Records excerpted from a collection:
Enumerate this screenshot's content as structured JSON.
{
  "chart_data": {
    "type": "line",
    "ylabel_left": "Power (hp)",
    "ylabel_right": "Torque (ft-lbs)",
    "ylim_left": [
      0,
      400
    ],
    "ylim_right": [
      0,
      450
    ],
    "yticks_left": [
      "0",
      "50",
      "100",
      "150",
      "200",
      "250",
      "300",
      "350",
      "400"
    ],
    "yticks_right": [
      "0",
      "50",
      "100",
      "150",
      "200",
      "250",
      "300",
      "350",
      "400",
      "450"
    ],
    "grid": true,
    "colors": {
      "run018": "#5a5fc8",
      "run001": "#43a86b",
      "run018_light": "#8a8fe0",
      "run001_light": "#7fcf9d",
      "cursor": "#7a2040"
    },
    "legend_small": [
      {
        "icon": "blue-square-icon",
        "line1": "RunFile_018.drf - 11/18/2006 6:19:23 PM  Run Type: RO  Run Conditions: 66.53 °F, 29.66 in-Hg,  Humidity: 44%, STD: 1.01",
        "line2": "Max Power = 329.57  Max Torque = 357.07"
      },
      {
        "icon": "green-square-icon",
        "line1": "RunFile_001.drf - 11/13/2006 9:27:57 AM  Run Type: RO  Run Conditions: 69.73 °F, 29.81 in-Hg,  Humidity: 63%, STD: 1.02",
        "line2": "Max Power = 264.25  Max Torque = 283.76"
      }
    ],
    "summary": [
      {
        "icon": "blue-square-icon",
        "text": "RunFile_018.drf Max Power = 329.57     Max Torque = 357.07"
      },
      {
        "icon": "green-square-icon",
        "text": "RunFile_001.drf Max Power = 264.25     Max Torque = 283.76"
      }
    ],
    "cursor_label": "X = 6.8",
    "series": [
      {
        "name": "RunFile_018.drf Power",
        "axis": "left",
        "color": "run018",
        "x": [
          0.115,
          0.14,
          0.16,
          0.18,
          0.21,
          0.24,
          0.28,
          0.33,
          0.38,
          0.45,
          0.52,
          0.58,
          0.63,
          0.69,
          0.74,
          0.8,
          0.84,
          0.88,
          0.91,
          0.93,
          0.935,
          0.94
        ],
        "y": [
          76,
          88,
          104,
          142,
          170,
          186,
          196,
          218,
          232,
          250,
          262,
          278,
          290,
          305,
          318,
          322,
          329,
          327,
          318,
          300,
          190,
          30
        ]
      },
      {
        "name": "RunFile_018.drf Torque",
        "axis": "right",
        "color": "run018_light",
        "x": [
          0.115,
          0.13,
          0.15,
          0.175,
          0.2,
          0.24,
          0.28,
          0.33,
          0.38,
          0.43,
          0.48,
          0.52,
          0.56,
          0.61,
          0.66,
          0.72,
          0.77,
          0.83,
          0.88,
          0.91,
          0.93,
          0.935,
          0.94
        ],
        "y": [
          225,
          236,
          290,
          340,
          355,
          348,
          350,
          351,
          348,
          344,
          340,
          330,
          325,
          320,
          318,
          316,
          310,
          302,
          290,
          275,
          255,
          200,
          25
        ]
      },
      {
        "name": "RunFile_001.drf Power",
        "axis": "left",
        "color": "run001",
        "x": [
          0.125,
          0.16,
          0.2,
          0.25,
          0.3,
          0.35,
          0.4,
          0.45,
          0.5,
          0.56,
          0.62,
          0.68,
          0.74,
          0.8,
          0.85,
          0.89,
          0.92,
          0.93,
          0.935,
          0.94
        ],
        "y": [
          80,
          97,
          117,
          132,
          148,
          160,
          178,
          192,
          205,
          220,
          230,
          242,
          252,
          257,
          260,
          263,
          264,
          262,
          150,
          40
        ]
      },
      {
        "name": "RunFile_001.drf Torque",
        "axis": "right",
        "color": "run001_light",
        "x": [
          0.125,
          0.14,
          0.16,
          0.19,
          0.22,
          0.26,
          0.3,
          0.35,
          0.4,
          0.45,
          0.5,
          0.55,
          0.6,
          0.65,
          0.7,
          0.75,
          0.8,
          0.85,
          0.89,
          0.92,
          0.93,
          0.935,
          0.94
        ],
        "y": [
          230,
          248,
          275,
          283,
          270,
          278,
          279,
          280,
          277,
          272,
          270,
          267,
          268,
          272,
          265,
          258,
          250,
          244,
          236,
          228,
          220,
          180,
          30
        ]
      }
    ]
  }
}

§ **Request**: State how many lines of the listing above hold the word "Humidity", with nothing but the number.

§ **Solved exercise**: 2